Dataset records:
»»
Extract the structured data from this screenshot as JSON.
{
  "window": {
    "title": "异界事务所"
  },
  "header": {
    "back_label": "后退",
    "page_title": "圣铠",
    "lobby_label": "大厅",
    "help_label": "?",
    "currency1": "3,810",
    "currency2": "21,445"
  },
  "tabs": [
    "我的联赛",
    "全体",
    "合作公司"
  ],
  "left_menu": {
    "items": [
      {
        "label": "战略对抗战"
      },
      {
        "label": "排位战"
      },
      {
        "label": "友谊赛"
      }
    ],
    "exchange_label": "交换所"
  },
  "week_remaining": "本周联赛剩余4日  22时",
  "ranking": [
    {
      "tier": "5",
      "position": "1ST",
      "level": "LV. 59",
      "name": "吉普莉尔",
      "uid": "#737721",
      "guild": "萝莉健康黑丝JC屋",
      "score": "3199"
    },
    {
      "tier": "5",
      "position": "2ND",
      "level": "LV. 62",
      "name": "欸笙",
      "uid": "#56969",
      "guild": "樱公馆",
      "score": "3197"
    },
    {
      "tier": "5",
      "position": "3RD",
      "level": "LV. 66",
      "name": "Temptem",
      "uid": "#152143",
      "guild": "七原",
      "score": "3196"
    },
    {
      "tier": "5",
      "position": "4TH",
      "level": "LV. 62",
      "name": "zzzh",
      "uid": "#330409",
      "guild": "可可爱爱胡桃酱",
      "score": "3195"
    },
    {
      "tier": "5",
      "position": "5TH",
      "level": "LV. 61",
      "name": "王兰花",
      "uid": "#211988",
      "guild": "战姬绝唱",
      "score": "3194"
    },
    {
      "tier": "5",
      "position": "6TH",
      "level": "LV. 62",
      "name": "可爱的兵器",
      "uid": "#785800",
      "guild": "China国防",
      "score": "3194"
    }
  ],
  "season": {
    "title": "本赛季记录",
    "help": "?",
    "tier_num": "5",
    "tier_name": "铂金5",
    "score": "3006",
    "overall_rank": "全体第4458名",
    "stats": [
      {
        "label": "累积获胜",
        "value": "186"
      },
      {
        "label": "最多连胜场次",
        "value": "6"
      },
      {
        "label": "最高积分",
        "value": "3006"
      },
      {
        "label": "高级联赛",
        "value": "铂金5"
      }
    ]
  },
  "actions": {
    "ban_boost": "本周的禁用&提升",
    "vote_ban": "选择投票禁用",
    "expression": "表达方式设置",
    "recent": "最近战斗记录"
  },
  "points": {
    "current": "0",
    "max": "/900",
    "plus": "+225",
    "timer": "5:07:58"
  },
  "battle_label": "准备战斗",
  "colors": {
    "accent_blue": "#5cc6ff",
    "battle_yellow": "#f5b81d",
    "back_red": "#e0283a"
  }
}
««
»»
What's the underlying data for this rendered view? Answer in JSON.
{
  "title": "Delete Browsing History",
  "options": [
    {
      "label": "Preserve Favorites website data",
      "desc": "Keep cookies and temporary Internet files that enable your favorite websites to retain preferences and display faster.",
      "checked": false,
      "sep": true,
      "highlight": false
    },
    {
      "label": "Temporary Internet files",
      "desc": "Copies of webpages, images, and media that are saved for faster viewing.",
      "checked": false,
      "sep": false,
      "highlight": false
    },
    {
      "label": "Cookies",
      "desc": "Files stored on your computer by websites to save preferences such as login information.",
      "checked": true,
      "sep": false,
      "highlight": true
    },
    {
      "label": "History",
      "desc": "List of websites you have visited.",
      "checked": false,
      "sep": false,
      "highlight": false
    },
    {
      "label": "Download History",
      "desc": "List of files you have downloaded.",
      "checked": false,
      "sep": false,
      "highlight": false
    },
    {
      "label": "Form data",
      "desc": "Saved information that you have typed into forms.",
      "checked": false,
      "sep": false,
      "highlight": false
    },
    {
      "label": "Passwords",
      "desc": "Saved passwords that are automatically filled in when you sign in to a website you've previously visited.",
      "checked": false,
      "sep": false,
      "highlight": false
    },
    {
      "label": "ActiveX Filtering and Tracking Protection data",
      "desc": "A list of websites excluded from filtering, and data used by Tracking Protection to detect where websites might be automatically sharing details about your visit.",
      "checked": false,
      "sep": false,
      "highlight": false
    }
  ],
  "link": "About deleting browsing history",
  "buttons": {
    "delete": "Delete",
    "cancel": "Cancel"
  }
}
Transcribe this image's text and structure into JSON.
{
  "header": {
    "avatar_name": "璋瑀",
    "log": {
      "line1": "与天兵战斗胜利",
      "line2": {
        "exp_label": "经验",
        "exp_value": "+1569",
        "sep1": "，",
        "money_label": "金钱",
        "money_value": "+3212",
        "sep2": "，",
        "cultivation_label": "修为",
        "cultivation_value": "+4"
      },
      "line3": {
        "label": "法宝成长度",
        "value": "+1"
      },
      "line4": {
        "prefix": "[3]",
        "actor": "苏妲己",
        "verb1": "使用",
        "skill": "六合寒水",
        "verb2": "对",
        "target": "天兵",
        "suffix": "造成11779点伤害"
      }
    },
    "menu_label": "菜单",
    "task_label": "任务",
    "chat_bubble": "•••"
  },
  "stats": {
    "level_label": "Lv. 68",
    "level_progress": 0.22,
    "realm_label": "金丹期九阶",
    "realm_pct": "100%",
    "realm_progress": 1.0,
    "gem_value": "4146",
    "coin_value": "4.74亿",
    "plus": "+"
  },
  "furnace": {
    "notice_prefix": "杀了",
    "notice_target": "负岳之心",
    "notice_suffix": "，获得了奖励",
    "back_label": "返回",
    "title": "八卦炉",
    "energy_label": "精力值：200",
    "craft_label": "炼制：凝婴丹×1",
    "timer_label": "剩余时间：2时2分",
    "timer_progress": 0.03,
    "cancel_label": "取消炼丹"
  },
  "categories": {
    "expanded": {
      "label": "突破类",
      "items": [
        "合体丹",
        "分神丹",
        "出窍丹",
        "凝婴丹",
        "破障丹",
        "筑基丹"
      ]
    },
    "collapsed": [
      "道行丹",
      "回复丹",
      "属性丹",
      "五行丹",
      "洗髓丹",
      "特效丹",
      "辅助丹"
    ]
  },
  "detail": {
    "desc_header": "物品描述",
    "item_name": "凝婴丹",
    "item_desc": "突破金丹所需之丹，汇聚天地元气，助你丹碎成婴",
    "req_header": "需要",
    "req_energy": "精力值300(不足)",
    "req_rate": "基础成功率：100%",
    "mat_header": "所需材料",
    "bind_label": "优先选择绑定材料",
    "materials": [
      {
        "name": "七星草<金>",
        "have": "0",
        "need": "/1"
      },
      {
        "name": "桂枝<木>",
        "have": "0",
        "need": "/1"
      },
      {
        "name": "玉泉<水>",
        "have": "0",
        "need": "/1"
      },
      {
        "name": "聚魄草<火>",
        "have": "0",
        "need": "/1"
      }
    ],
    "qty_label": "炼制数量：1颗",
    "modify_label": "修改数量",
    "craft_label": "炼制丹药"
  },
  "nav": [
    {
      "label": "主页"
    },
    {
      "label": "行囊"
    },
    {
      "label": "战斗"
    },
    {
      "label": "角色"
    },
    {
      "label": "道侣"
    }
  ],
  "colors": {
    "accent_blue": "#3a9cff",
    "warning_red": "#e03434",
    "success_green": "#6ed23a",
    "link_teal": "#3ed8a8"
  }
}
««
»»
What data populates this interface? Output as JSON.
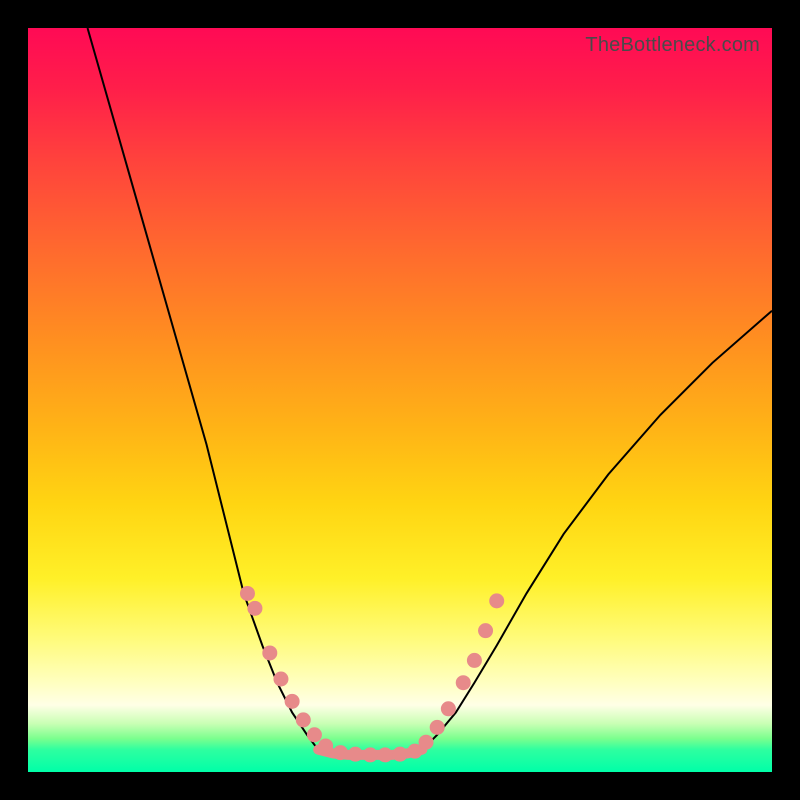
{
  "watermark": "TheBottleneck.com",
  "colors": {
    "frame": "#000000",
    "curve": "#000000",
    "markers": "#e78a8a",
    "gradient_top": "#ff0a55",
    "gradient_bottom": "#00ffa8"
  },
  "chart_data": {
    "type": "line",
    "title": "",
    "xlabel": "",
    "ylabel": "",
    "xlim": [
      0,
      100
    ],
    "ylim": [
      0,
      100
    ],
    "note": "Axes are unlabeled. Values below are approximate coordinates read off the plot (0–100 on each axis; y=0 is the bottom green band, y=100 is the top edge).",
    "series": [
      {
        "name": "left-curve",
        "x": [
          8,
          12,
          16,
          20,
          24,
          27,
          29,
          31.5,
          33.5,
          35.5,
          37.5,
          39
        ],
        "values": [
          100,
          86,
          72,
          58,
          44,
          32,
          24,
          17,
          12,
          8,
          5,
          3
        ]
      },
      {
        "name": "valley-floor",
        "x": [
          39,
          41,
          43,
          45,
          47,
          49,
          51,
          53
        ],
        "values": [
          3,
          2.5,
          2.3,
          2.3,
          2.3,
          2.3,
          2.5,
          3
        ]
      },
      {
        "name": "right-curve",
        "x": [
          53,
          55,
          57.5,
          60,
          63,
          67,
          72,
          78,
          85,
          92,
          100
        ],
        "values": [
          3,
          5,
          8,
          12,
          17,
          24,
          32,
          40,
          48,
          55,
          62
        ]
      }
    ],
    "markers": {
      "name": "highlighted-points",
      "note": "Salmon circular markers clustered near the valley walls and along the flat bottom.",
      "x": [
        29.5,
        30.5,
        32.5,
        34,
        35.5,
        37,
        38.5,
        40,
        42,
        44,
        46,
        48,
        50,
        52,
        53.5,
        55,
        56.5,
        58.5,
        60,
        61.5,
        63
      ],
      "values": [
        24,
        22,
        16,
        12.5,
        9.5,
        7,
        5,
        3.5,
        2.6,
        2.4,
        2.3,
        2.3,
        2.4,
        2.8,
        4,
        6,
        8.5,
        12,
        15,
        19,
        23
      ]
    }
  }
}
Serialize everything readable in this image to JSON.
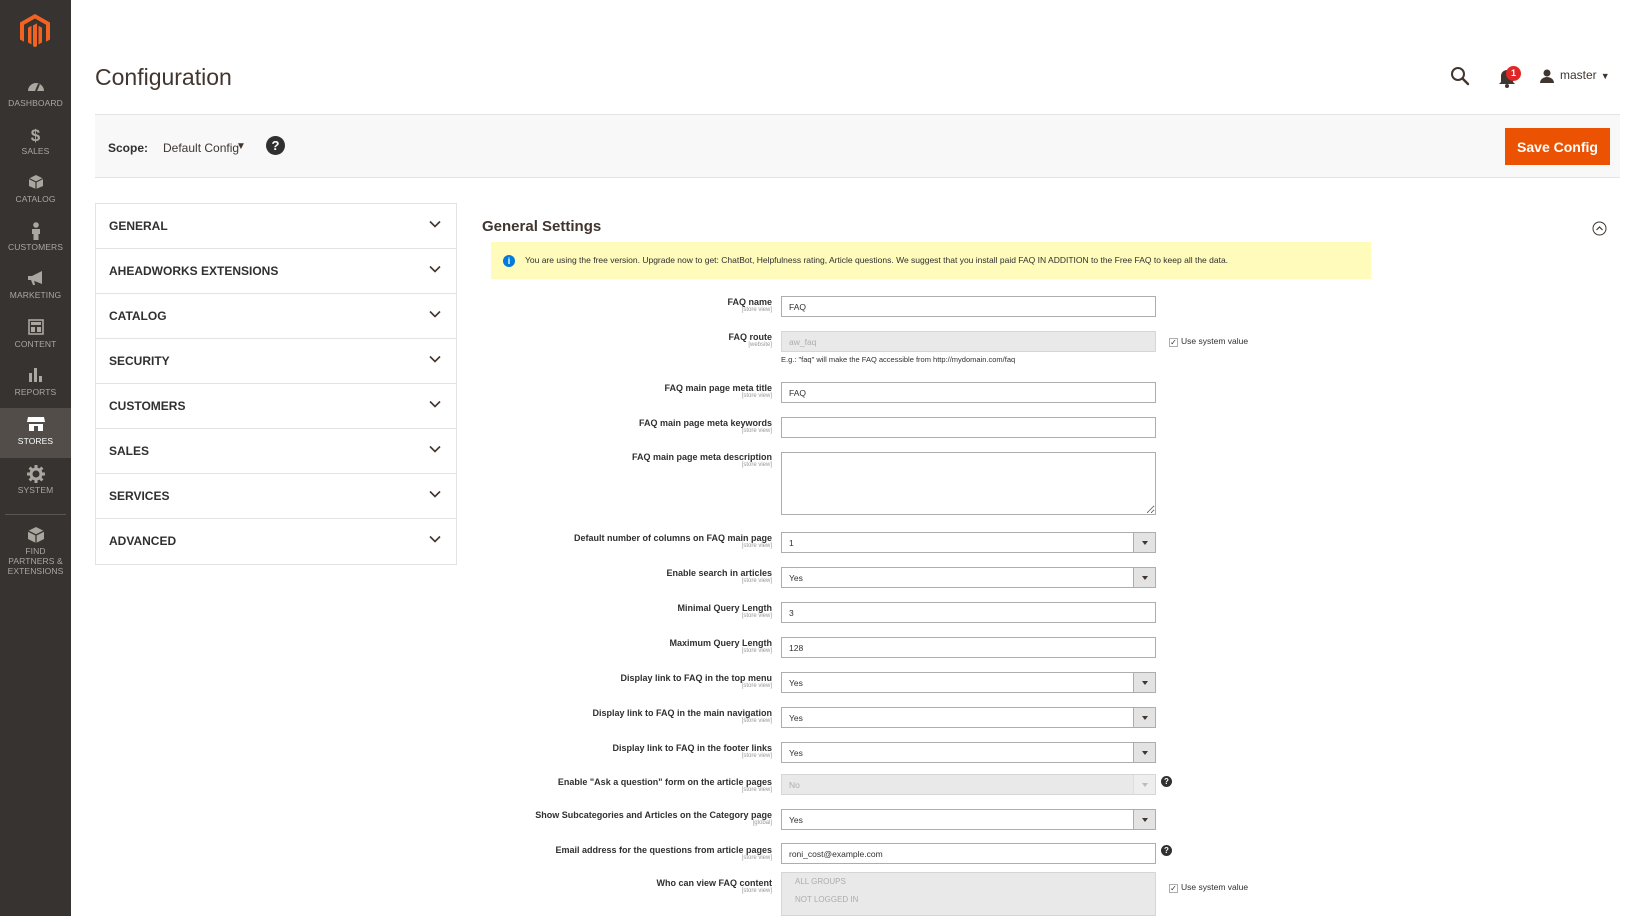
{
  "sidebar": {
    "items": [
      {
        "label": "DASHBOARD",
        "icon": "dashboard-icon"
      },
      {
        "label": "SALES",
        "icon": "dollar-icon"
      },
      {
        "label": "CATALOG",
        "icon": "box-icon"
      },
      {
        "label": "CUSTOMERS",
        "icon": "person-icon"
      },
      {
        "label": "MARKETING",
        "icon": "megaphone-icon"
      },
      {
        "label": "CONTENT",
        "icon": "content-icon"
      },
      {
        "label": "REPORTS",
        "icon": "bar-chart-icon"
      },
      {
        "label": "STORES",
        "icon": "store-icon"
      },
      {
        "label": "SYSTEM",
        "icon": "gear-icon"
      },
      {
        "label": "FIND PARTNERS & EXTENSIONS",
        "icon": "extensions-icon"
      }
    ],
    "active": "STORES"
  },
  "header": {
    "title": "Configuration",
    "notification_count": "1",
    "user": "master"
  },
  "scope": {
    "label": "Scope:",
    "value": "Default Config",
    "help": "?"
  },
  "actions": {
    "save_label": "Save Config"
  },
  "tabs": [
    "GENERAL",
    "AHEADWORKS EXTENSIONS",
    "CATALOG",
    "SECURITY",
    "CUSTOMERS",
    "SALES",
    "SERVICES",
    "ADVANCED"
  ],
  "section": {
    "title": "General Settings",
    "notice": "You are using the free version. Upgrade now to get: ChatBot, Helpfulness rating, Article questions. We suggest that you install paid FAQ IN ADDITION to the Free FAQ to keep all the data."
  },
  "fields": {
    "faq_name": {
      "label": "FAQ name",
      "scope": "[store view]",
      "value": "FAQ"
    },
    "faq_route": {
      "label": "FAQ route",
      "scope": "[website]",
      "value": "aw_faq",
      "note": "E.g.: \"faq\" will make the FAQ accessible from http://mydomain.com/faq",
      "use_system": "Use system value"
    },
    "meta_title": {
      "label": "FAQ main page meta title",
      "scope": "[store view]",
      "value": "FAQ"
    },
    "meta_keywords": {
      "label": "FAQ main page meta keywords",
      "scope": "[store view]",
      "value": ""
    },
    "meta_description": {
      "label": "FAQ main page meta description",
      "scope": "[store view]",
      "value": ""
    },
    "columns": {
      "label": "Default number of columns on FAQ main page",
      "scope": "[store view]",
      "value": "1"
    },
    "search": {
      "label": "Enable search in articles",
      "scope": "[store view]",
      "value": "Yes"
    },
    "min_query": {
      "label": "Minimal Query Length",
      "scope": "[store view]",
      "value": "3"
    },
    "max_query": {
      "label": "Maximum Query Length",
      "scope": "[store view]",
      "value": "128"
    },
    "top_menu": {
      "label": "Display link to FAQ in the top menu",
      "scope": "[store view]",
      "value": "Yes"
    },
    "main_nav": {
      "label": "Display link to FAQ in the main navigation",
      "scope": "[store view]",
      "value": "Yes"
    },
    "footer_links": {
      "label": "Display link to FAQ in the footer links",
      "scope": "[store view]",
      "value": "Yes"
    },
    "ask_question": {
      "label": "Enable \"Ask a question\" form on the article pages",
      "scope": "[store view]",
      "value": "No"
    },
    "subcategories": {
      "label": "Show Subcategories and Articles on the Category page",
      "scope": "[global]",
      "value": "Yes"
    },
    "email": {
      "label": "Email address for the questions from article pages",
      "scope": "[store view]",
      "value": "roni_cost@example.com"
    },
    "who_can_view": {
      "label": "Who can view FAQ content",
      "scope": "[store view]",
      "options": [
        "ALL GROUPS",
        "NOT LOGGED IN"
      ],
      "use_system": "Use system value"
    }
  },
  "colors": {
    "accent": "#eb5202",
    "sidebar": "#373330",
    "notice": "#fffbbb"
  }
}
««
Write down every line of the data above that includes the string "guild".

* **FULL SOLUTION**:
      "guild": "萝莉健康黑丝JC屋",
      "guild": "樱公馆",
      "guild": "七原",
      "guild": "可可爱爱胡桃酱",
      "guild": "战姬绝唱",
      "guild": "China国防",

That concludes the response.